**DIRECTIVE:** Copy out all lines that hold "this".

╭─ DATA FOR PROCESSING

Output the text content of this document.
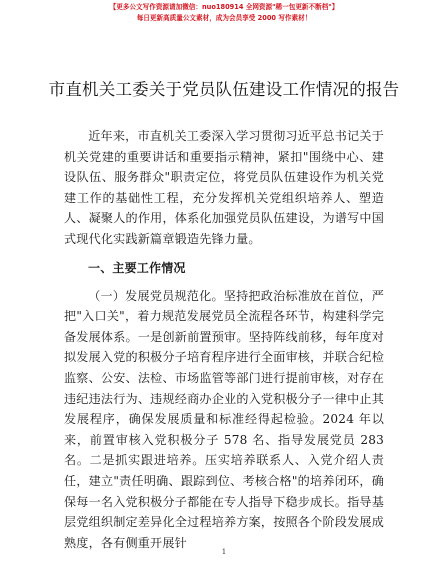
【更多公文写作资源请加微信：nuo180914 全网资源"稀一包更新不断档"】
每日更新高质量公文素材，成为会员享受 2000 写作素材！
市直机关工委关于党员队伍建设工作情况的报告

近年来，市直机关工委深入学习贯彻习近平总书记关于机关党建的重要讲话和重要指示精神，紧扣"围绕中心、建设队伍、服务群众"职责定位，将党员队伍建设作为机关党建工作的基础性工程，充分发挥机关党组织培养人、塑造人、凝聚人的作用，体系化加强党员队伍建设，为谱写中国式现代化实践新篇章锻造先锋力量。

一、主要工作情况

（一）发展党员规范化。坚持把政治标准放在首位，严把"入口关"，着力规范发展党员全流程各环节，构建科学完备发展体系。一是创新前置预审。坚持阵线前移，每年度对拟发展入党的积极分子培育程序进行全面审核，并联合纪检监察、公安、法检、市场监管等部门进行提前审核，对存在违纪违法行为、违规经商办企业的入党积极分子一律中止其发展程序，确保发展质量和标准经得起检验。2024 年以来，前置审核入党积极分子 578 名、指导发展党员 283 名。二是抓实跟进培养。压实培养联系人、入党介绍人责任，建立"责任明确、跟踪到位、考核合格"的培养闭环，确保每一名入党积极分子都能在专人指导下稳步成长。指导基层党组织制定差异化全过程培养方案，按照各个阶段发展成熟度，各有侧重开展针

1
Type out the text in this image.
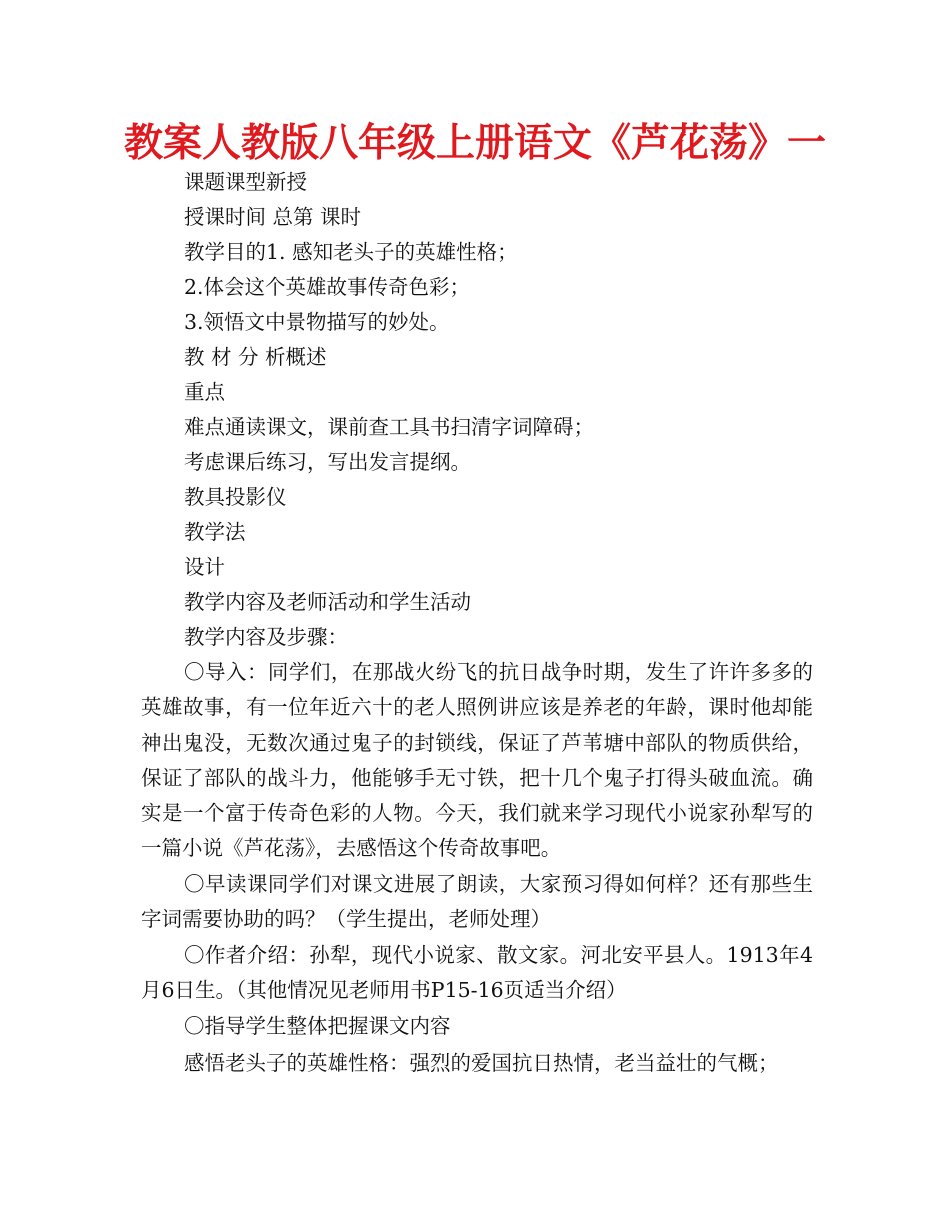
教案人教版八年级上册语文《芦花荡》一
课题课型新授
授课时间 总第 课时
教学目的1. 感知老头子的英雄性格；
2.体会这个英雄故事传奇色彩；
3.领悟文中景物描写的妙处。
教 材 分 析概述
重点
难点通读课文，课前查工具书扫清字词障碍；
考虑课后练习，写出发言提纲。
教具投影仪
教学法
设计
教学内容及老师活动和学生活动
教学内容及步骤：
〇导入：同学们，在那战火纷飞的抗日战争时期，发生了许许多多的英雄故事，有一位年近六十的老人照例讲应该是养老的年龄，课时他却能神出鬼没，无数次通过鬼子的封锁线，保证了芦苇塘中部队的物质供给，保证了部队的战斗力，他能够手无寸铁，把十几个鬼子打得头破血流。确实是一个富于传奇色彩的人物。今天，我们就来学习现代小说家孙犁写的一篇小说《芦花荡》，去感悟这个传奇故事吧。
〇早读课同学们对课文进展了朗读，大家预习得如何样？还有那些生字词需要协助的吗？（学生提出，老师处理）
〇作者介绍：孙犁，现代小说家、散文家。河北安平县人。1913年4月6日生。（其他情况见老师用书P15-16页适当介绍）
〇指导学生整体把握课文内容
感悟老头子的英雄性格：强烈的爱国抗日热情，老当益壮的气概；
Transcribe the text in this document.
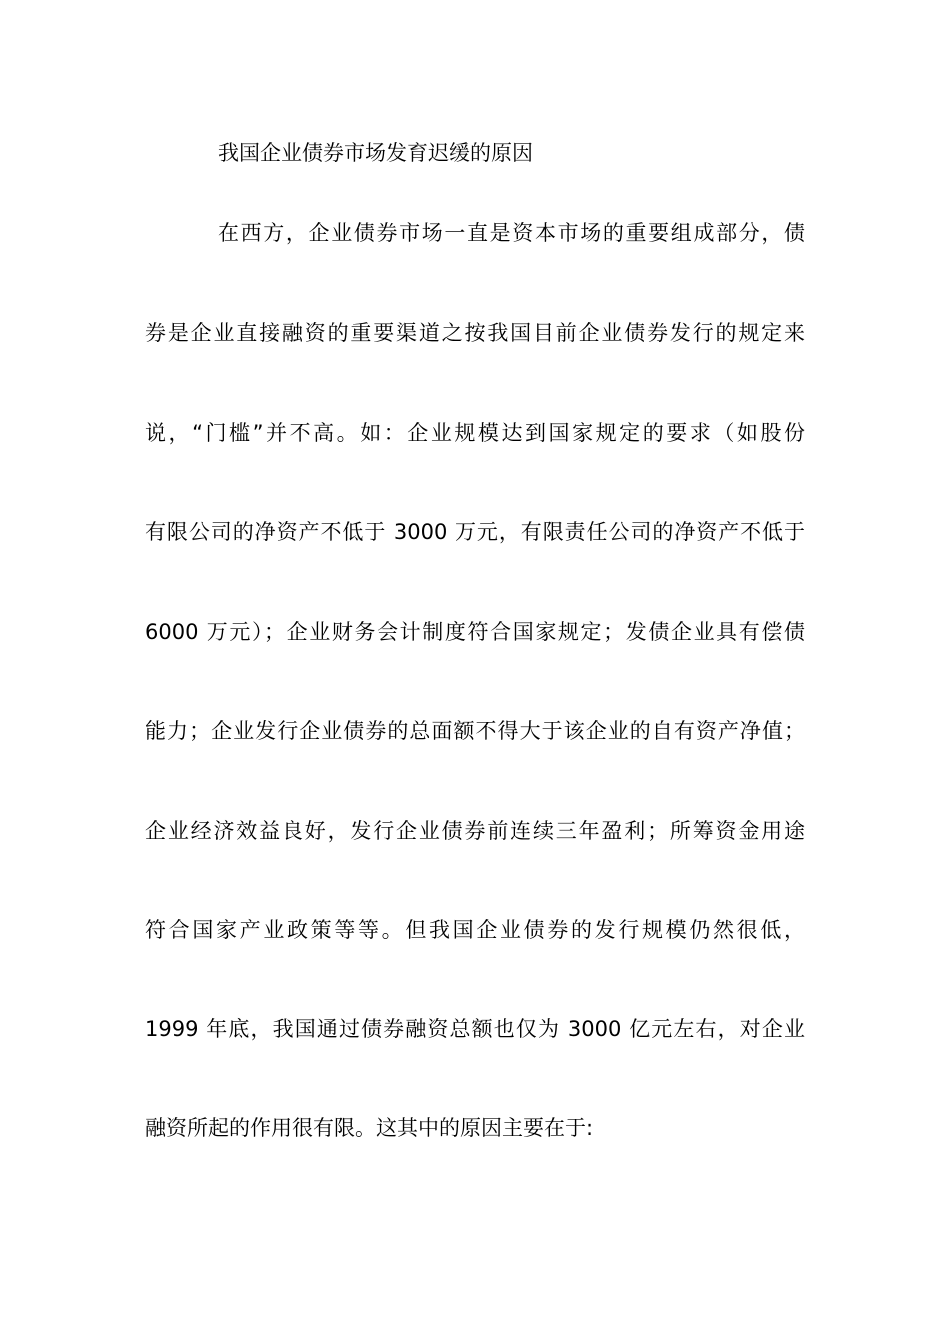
我国企业债券市场发育迟缓的原因
在西方，企业债券市场一直是资本市场的重要组成部分，债
券是企业直接融资的重要渠道之按我国目前企业债券发行的规定来
说，“门槛”并不高。如：企业规模达到国家规定的要求（如股份
有限公司的净资产不低于 3000 万元，有限责任公司的净资产不低于
6000 万元）；企业财务会计制度符合国家规定；发债企业具有偿债
能力；企业发行企业债券的总面额不得大于该企业的自有资产净值；
企业经济效益良好，发行企业债券前连续三年盈利；所筹资金用途
符合国家产业政策等等。但我国企业债券的发行规模仍然很低，
1999 年底，我国通过债券融资总额也仅为 3000 亿元左右，对企业
融资所起的作用很有限。这其中的原因主要在于:
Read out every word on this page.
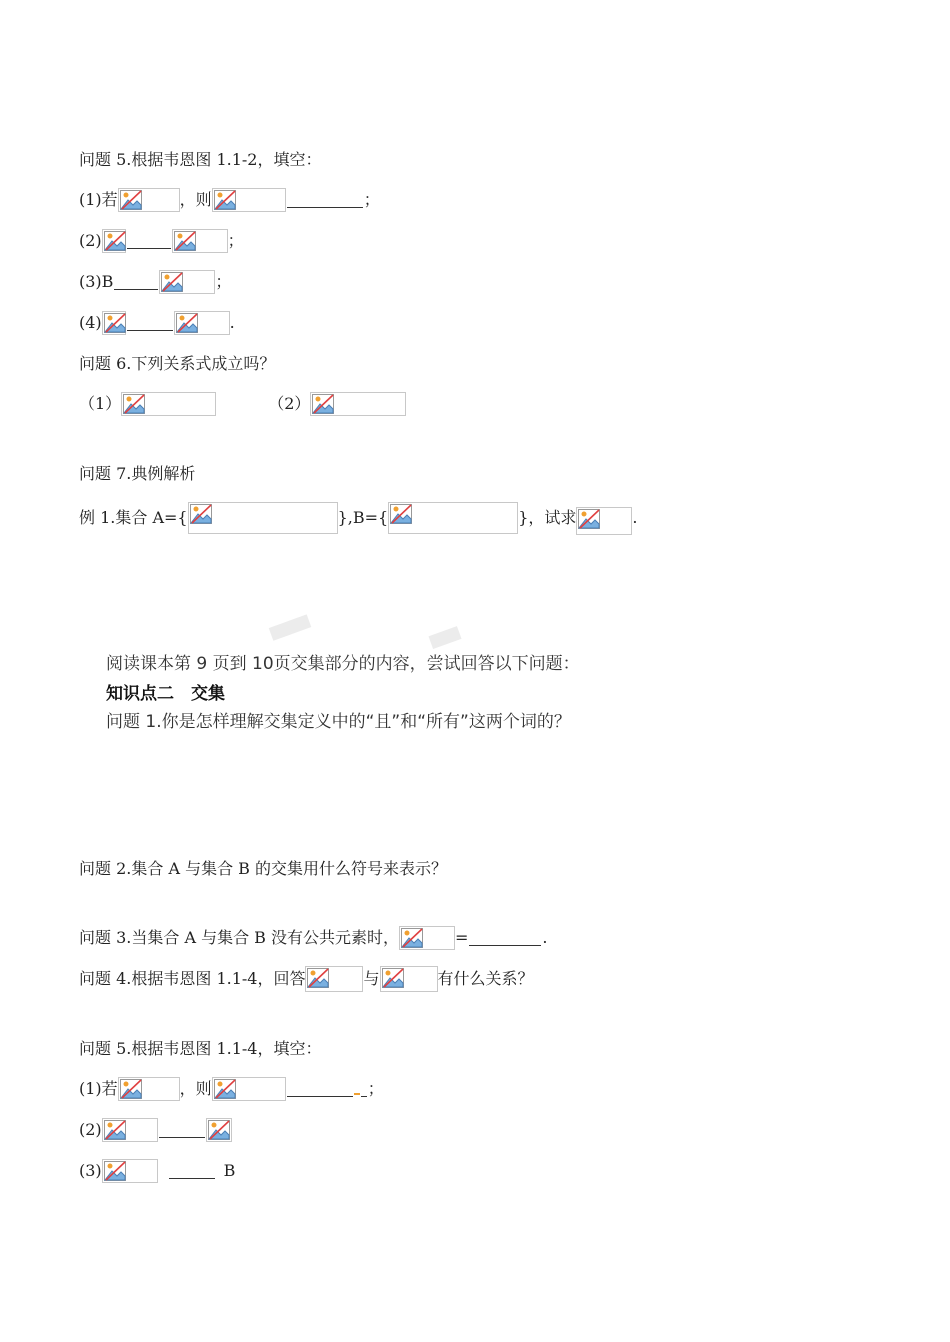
问题 5.根据韦恩图 1.1-2，填空：
(1)若	，则	；
(2)	；
(3)B	；
(4)	.
问题 6.下列关系式成立吗？
（1）	（2）
问题 7.典例解析
例 1.集合 A={	},B={	}，试求	.
▇▇▇▇	▇▇▇
阅读课本第 9 页到 10页交集部分的内容，尝试回答以下问题：
知识点二　交集
问题 1.你是怎样理解交集定义中的“且”和“所有”这两个词的？
问题 2.集合 A 与集合 B 的交集用什么符号来表示？
问题 3.当集合 A 与集合 B 没有公共元素时，	=	.
问题 4.根据韦恩图 1.1-4，回答	与	有什么关系？
问题 5.根据韦恩图 1.1-4，填空：
(1)若	，则	；
(2)
(3)	B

╰─

**REPLY:**
Output the text content of this document.
Type out the text in this image.
Transcribe the text in this document.
Read out every word on this page.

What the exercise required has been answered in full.